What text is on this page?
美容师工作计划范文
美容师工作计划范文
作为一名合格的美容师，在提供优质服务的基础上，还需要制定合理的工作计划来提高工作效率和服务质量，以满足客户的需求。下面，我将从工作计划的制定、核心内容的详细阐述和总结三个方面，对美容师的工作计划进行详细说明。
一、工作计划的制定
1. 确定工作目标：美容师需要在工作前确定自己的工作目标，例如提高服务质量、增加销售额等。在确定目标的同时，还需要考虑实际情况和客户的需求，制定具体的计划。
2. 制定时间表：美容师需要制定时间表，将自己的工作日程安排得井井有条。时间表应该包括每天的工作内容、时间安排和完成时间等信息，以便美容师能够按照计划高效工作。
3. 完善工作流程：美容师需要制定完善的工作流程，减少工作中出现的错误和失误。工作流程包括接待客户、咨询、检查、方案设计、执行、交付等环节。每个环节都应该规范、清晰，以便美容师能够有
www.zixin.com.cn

====

* _What to produce_: Go through the listing above and restate it word for word.

* _Expected answer_:
What text is on this page?
美容师工作计划范文
美容师工作计划范文
作为一名合格的美容师，在提供优质服务的基础上，还需要制定合理的工作计划来提高工作效率和服务质量，以满足客户的需求。下面，我将从工作计划的制定、核心内容的详细阐述和总结三个方面，对美容师的工作计划进行详细说明。
一、工作计划的制定
1. 确定工作目标：美容师需要在工作前确定自己的工作目标，例如提高服务质量、增加销售额等。在确定目标的同时，还需要考虑实际情况和客户的需求，制定具体的计划。
2. 制定时间表：美容师需要制定时间表，将自己的工作日程安排得井井有条。时间表应该包括每天的工作内容、时间安排和完成时间等信息，以便美容师能够按照计划高效工作。
3. 完善工作流程：美容师需要制定完善的工作流程，减少工作中出现的错误和失误。工作流程包括接待客户、咨询、检查、方案设计、执行、交付等环节。每个环节都应该规范、清晰，以便美容师能够有
www.zixin.com.cn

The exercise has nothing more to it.